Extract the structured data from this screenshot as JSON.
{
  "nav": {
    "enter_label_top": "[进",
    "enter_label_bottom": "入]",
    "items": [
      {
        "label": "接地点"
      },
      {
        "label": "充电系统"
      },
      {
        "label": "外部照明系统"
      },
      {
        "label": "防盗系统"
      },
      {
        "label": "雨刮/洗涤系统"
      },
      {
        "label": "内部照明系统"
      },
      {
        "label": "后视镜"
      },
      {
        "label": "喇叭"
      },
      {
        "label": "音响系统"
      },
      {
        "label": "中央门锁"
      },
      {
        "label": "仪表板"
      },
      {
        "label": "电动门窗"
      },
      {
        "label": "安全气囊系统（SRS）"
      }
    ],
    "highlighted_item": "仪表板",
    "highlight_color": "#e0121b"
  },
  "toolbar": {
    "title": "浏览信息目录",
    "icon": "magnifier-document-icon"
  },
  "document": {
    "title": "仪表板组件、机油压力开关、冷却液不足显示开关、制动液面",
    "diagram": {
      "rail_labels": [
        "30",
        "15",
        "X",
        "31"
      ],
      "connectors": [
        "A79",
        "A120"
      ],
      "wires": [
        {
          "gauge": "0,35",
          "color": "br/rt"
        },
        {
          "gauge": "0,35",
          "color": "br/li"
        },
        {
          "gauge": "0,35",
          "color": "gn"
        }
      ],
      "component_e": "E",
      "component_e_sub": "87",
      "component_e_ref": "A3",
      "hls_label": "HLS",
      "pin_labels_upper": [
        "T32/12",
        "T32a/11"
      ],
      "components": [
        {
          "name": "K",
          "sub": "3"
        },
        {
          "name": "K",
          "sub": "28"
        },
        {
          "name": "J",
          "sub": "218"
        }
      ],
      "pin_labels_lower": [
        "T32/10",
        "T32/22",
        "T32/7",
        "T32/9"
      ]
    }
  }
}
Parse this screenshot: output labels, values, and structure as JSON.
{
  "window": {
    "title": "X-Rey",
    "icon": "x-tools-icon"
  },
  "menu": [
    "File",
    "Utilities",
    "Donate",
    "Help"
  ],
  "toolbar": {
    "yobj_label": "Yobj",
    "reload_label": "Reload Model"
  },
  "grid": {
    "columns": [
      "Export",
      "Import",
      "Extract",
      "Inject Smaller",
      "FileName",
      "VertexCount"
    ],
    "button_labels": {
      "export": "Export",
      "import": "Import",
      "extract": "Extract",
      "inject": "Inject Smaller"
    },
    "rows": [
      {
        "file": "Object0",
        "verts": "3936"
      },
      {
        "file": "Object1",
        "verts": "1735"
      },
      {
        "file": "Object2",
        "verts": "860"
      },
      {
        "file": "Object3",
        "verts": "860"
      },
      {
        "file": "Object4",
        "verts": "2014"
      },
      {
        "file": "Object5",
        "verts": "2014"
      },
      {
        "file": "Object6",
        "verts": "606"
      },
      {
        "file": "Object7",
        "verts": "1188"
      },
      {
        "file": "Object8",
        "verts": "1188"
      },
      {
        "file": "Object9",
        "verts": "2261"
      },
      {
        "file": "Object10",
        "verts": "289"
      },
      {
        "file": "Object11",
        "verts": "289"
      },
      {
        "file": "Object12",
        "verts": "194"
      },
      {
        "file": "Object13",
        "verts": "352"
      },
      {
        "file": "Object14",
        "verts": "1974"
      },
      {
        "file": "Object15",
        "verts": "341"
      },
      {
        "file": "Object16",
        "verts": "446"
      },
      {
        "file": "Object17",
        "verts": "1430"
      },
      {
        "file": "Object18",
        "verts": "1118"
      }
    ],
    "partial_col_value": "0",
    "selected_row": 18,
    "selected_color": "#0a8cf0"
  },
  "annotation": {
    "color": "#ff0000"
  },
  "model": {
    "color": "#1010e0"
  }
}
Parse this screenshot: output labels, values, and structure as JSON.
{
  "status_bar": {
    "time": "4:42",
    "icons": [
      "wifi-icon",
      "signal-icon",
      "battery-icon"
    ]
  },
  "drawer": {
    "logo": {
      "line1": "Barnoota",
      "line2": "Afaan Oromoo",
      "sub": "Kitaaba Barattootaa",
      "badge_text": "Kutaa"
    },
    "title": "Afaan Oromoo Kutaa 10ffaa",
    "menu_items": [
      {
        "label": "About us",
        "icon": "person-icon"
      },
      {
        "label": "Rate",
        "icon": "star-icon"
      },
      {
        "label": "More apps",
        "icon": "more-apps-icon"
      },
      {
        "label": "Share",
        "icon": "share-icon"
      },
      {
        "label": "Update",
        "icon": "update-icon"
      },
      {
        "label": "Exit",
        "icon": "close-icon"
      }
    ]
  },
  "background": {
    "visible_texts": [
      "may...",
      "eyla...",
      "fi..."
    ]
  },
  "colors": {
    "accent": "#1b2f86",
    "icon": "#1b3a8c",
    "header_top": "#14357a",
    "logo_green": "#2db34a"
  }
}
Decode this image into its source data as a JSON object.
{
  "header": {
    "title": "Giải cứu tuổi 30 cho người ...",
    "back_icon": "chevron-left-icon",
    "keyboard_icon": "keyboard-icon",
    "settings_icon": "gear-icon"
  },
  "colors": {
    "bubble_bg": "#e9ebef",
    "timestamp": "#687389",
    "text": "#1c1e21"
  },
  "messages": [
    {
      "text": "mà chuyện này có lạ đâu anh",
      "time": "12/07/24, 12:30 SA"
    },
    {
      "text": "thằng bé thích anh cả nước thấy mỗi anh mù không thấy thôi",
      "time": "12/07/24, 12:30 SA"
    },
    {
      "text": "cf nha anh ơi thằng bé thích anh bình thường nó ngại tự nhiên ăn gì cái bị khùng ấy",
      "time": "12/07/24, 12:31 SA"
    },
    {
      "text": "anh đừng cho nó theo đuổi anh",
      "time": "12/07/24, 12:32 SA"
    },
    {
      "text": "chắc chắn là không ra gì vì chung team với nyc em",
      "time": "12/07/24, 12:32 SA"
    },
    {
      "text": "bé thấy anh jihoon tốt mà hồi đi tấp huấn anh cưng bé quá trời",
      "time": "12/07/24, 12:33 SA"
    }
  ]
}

What is expected: Identify the lines that hold the word "data". Copy every one of them.

Answer to this problem:
Extract the structured data from this screenshot as JSON.
Decode this image into its source data as a JSON object.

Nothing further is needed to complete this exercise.